* **Material for the task**:

<<<<

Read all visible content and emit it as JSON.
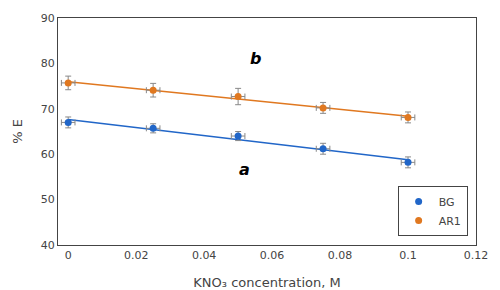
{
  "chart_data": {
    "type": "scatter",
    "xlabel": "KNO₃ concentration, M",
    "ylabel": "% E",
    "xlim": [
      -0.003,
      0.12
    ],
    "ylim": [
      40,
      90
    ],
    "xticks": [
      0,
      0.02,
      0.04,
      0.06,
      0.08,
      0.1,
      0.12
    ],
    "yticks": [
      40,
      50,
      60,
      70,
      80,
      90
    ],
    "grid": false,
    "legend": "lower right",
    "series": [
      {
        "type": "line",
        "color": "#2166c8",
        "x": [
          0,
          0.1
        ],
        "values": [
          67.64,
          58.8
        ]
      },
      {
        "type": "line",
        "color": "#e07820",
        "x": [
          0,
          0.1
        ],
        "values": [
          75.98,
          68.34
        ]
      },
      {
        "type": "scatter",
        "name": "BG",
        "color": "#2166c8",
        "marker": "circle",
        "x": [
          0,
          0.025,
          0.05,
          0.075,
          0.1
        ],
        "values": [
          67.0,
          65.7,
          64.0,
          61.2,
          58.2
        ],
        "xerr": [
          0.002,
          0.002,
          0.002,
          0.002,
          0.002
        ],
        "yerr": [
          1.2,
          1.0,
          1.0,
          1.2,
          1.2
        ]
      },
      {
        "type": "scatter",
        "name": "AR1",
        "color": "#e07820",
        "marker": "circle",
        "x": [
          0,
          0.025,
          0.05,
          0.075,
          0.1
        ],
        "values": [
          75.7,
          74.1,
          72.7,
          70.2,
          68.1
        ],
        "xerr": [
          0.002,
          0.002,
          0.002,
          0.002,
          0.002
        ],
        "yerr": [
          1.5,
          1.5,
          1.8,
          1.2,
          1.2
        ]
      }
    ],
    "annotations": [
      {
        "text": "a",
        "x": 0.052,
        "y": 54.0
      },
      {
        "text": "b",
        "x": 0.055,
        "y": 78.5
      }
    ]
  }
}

>>>>
<<<<

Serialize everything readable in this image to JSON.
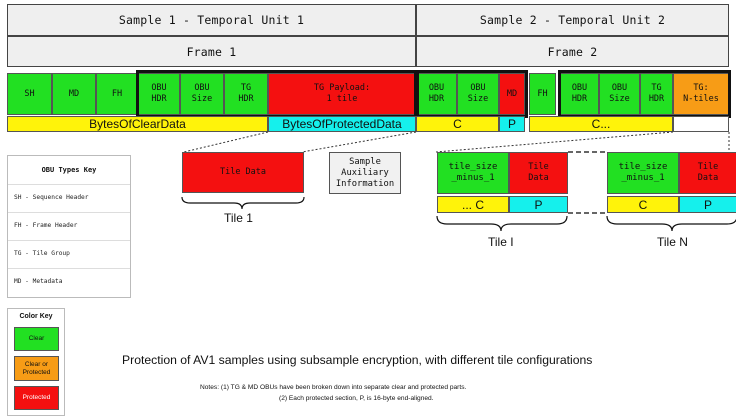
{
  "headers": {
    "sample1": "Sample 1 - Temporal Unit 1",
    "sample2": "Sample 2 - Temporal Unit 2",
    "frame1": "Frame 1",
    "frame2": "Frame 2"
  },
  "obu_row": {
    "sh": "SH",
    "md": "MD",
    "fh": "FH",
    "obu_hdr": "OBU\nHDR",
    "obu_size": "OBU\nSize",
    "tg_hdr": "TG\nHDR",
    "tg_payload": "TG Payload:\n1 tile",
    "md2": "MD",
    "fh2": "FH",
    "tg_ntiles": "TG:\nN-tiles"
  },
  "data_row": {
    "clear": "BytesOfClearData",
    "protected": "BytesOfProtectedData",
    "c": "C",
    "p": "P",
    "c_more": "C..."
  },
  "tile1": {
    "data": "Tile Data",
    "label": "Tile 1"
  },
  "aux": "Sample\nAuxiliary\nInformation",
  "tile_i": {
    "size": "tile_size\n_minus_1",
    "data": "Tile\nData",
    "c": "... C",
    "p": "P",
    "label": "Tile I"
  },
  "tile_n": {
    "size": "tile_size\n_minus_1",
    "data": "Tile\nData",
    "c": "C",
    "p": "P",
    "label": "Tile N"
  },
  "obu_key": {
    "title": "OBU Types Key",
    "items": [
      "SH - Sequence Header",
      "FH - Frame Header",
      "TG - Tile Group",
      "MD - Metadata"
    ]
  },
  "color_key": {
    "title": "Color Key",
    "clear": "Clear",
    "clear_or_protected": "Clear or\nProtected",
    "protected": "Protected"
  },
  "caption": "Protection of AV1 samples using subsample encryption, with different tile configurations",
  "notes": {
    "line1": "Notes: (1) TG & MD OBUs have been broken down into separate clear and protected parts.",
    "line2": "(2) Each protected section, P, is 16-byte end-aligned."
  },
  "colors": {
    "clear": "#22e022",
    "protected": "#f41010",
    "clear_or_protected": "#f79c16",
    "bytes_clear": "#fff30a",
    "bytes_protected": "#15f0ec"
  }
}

>>>>

* **Required work**: Extract lines where the string "Temporal" occurs.

* **Full response**:
    "sample1": "Sample 1 - Temporal Unit 1",
    "sample2": "Sample 2 - Temporal Unit 2",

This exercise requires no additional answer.